Extracted data —

━━━━

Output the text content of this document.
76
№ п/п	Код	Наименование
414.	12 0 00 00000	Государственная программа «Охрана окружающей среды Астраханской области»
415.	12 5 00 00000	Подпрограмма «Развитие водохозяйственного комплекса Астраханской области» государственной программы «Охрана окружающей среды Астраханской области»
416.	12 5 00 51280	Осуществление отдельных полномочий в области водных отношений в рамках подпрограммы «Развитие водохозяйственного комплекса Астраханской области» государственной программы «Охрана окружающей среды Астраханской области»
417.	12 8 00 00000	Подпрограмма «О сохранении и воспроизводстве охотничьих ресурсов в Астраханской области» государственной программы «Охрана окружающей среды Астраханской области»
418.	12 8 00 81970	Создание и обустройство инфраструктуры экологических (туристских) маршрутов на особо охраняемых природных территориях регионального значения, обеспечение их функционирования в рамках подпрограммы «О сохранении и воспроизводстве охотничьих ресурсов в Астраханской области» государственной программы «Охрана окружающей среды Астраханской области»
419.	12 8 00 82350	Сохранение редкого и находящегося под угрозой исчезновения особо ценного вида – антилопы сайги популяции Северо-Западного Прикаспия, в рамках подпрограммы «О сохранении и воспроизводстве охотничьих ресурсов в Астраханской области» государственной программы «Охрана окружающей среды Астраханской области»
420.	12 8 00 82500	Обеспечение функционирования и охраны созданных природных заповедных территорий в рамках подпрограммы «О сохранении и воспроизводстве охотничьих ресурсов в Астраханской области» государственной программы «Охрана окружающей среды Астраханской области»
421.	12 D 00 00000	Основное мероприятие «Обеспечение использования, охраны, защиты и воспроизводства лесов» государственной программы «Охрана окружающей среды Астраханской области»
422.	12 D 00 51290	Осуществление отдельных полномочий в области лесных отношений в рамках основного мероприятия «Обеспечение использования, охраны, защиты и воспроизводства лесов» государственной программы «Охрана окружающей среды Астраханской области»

━━━━

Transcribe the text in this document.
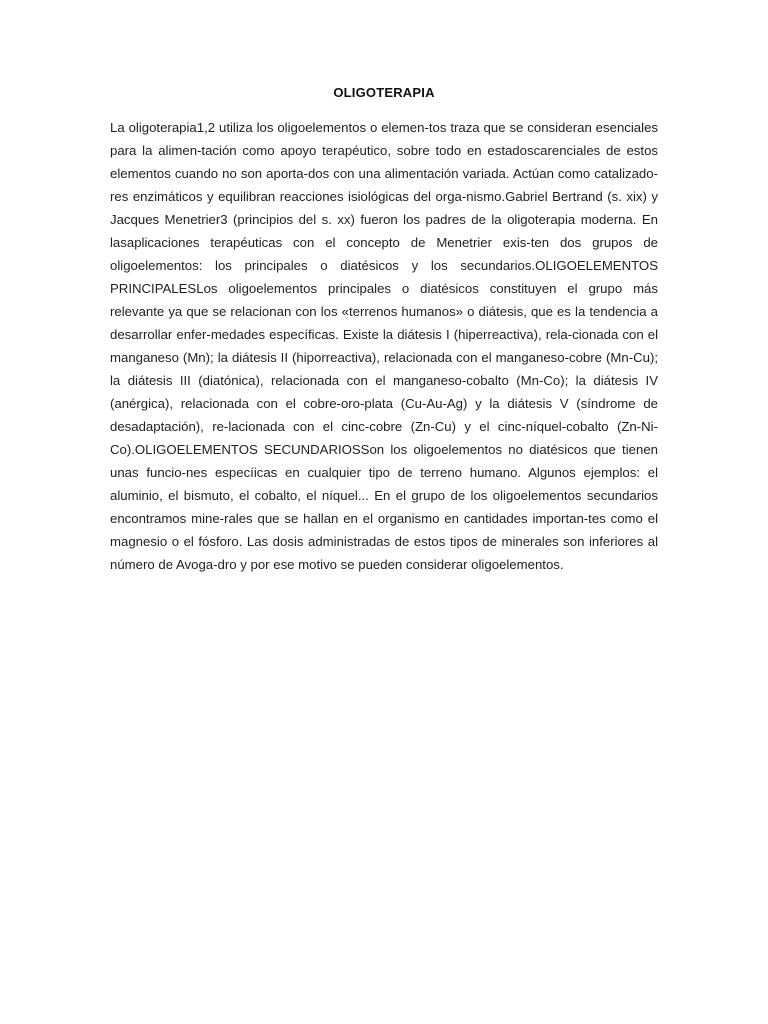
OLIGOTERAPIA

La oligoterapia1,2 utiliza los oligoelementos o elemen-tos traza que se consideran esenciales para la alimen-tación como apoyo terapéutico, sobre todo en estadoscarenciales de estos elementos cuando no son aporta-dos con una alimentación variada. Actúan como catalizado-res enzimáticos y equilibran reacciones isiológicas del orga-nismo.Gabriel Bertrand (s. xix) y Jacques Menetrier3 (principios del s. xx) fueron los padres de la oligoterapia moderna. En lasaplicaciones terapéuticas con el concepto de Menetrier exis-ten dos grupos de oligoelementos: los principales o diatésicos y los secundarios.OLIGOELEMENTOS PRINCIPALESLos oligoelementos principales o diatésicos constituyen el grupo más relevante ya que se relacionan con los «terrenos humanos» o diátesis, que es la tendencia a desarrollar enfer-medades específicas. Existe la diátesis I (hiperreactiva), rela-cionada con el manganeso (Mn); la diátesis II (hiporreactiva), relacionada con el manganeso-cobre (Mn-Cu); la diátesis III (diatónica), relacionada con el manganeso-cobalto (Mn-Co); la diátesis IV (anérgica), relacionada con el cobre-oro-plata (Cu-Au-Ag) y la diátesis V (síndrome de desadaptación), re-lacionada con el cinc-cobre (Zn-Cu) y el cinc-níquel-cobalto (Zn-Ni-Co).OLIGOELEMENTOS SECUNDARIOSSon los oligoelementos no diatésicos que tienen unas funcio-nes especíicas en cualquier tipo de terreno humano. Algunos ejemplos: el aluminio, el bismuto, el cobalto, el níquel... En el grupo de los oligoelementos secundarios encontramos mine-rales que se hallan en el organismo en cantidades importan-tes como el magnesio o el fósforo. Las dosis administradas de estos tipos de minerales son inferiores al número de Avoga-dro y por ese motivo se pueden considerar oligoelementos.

━━━━

Set task —
Look for lines containing the string "использования" and copy them all.

The reply —
421.	12 D 00 00000	Основное мероприятие «Обеспечение использования, охраны, защиты и воспроизводства лесов» государственной программы «Охрана окружающей среды Астраханской области»
422.	12 D 00 51290	Осуществление отдельных полномочий в области лесных отношений в рамках основного мероприятия «Обеспечение использования, охраны, защиты и воспроизводства лесов» государственной программы «Охрана окружающей среды Астраханской области»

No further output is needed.